[Your instructions] List each line of the data that holds the word "平方厘米".

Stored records
+===+
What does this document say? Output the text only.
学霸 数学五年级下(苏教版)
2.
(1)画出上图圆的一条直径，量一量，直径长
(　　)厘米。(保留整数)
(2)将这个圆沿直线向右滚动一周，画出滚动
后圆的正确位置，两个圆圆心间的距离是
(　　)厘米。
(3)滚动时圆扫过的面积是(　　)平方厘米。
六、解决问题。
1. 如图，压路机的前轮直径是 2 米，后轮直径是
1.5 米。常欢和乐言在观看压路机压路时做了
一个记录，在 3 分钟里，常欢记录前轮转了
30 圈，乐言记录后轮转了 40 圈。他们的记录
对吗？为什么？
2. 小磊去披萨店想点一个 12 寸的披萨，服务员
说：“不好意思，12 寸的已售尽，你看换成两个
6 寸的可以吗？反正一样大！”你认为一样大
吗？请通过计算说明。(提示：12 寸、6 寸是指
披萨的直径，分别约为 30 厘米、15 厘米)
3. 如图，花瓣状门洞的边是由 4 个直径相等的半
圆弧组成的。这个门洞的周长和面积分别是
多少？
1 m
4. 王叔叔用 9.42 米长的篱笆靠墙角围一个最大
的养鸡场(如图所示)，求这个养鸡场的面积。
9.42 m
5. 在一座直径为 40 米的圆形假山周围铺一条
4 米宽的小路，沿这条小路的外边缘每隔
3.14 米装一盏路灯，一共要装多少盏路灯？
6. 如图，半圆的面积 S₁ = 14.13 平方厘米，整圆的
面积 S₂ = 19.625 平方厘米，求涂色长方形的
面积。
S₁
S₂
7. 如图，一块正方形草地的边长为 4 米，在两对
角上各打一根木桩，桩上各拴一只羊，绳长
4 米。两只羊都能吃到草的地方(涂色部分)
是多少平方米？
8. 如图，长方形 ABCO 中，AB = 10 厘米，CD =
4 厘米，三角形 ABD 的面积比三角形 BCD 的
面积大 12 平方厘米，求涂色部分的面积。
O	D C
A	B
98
+===+
[Output of the task]
(3)滚动时圆扫过的面积是(　　)平方厘米。
6. 如图，半圆的面积 S₁ = 14.13 平方厘米，整圆的
面积 S₂ = 19.625 平方厘米，求涂色长方形的
面积大 12 平方厘米，求涂色部分的面积。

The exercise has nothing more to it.